#### [DIRECTIONS]
Would it be possible to write out each entry below exactly, without the pictures?

#### [ENTRIES PROVIDED]
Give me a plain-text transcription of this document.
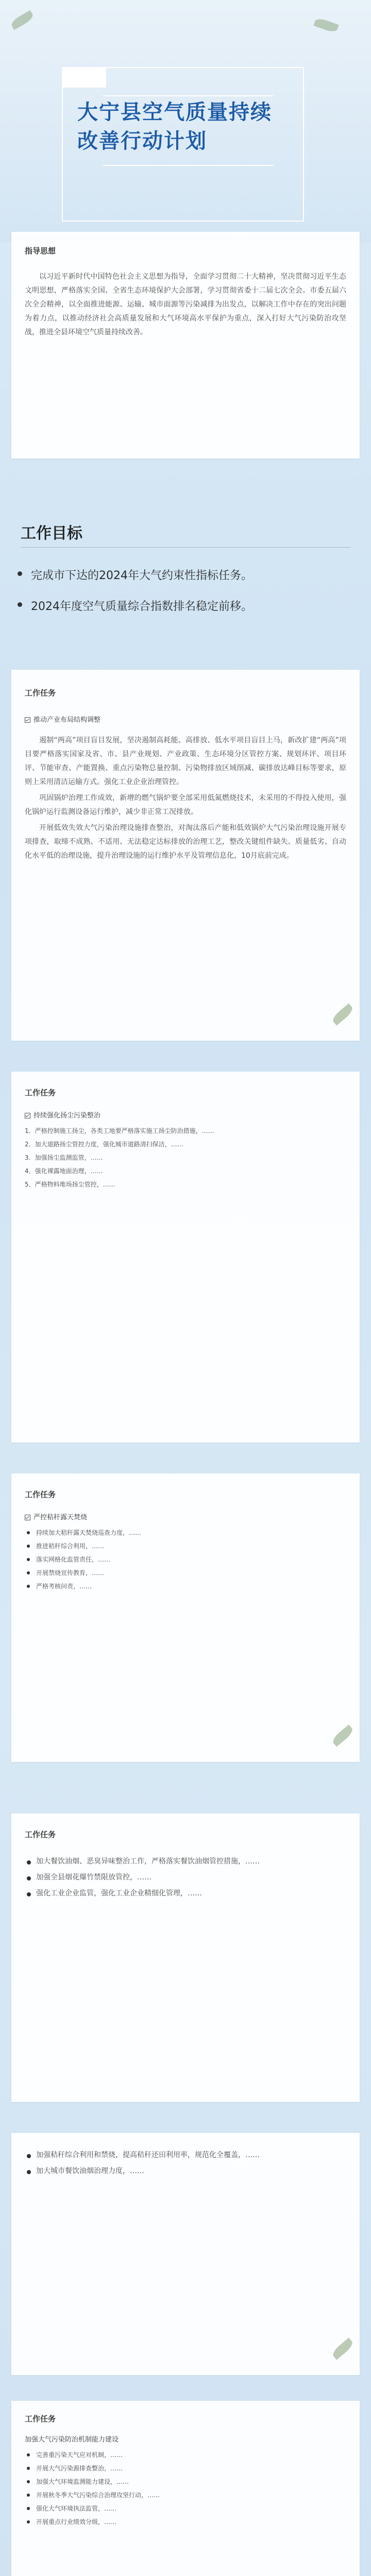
大宁县空气质量持续
改善行动计划
指导思想
以习近平新时代中国特色社会主义思想为指导，全面学习贯彻二十大精神，坚决贯彻习近平生态文明思想，严格落实全国、全省生态环境保护大会部署，学习贯彻省委十二届七次全会。市委五届六次全会精神，以全面推进能源、运输、城市面源等污染减排为出发点，以解决工作中存在的突出问题为着力点，以推动经济社会高质量发展和大气环境高水平保护为重点，深入打好大气污染防治攻坚战，推进全县环境空气质量持续改善。
工作目标
完成市下达的2024年大气约束性指标任务。
2024年度空气质量综合指数排名稳定前移。
工作任务
推动产业布局结构调整
遏制“两高”项目盲目发展，坚决遏制高耗能、高排放、低水平项目盲目上马，新改扩建“两高”项目要严格落实国家及省、市、县产业规划、产业政策、生态环境分区管控方案、规划环评、项目环评、节能审查、产能置换、重点污染物总量控制、污染物排放区域削减、碳排放达峰目标等要求，原则上采用清洁运输方式。强化工业企业治理管控。
巩固锅炉治理工作成效，新增的燃气锅炉要全部采用低氮燃烧技术，未采用的不得投入使用，强化锅炉运行监测设备运行维护，减少非正常工况排放。
开展低效失效大气污染治理设施排查整治，对淘汰落后产能和低效锅炉大气污染治理设施开展专项排查，取缔不成熟、不适用、无法稳定达标排放的治理工艺，整改关键组件缺失、质量低劣、自动化水平低的治理设施，提升治理设施的运行维护水平及管理信息化，10月底前完成。
工作任务
持续强化扬尘污染整治
1．严格控制施工扬尘，各类工地要严格落实施工扬尘防治措施，……
2．加大道路扬尘管控力度，强化城市道路清扫保洁，……
3．加强扬尘监测监管，……
4．强化裸露地面治理，……
5．严格物料堆场扬尘管控，……
工作任务
严控秸秆露天焚烧
持续加大秸秆露天焚烧巡查力度，……
推进秸秆综合利用，……
落实网格化监管责任，……
开展禁烧宣传教育，……
严格考核问责，……
工作任务
加大餐饮油烟、恶臭异味整治工作，严格落实餐饮油烟管控措施，……
加强全县烟花爆竹禁限放管控，……
强化工业企业监管，强化工业企业精细化管理，……
加强秸秆综合利用和禁烧，提高秸秆还田利用率，规范化全覆盖，……
加大城市餐饮油烟治理力度，……
工作任务
加强大气污染防治机制能力建设
完善重污染天气应对机制，……
开展大气污染源排查整治，……
加强大气环境监测能力建设，……
开展秋冬季大气污染综合治理攻坚行动，……
强化大气环境执法监管，……
开展重点行业绩效分级，……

#### [COMPLETE OUTPUT]
Give me a plain-text transcription of this document.
大宁县空气质量持续
改善行动计划
指导思想
以习近平新时代中国特色社会主义思想为指导，全面学习贯彻二十大精神，坚决贯彻习近平生态文明思想，严格落实全国、全省生态环境保护大会部署，学习贯彻省委十二届七次全会。市委五届六次全会精神，以全面推进能源、运输、城市面源等污染减排为出发点，以解决工作中存在的突出问题为着力点，以推动经济社会高质量发展和大气环境高水平保护为重点，深入打好大气污染防治攻坚战，推进全县环境空气质量持续改善。
工作目标
完成市下达的2024年大气约束性指标任务。
2024年度空气质量综合指数排名稳定前移。
工作任务
推动产业布局结构调整
遏制“两高”项目盲目发展，坚决遏制高耗能、高排放、低水平项目盲目上马，新改扩建“两高”项目要严格落实国家及省、市、县产业规划、产业政策、生态环境分区管控方案、规划环评、项目环评、节能审查、产能置换、重点污染物总量控制、污染物排放区域削减、碳排放达峰目标等要求，原则上采用清洁运输方式。强化工业企业治理管控。
巩固锅炉治理工作成效，新增的燃气锅炉要全部采用低氮燃烧技术，未采用的不得投入使用，强化锅炉运行监测设备运行维护，减少非正常工况排放。
开展低效失效大气污染治理设施排查整治，对淘汰落后产能和低效锅炉大气污染治理设施开展专项排查，取缔不成熟、不适用、无法稳定达标排放的治理工艺，整改关键组件缺失、质量低劣、自动化水平低的治理设施，提升治理设施的运行维护水平及管理信息化，10月底前完成。
工作任务
持续强化扬尘污染整治
1．严格控制施工扬尘，各类工地要严格落实施工扬尘防治措施，……
2．加大道路扬尘管控力度，强化城市道路清扫保洁，……
3．加强扬尘监测监管，……
4．强化裸露地面治理，……
5．严格物料堆场扬尘管控，……
工作任务
严控秸秆露天焚烧
持续加大秸秆露天焚烧巡查力度，……
推进秸秆综合利用，……
落实网格化监管责任，……
开展禁烧宣传教育，……
严格考核问责，……
工作任务
加大餐饮油烟、恶臭异味整治工作，严格落实餐饮油烟管控措施，……
加强全县烟花爆竹禁限放管控，……
强化工业企业监管，强化工业企业精细化管理，……
加强秸秆综合利用和禁烧，提高秸秆还田利用率，规范化全覆盖，……
加大城市餐饮油烟治理力度，……
工作任务
加强大气污染防治机制能力建设
完善重污染天气应对机制，……
开展大气污染源排查整治，……
加强大气环境监测能力建设，……
开展秋冬季大气污染综合治理攻坚行动，……
强化大气环境执法监管，……
开展重点行业绩效分级，……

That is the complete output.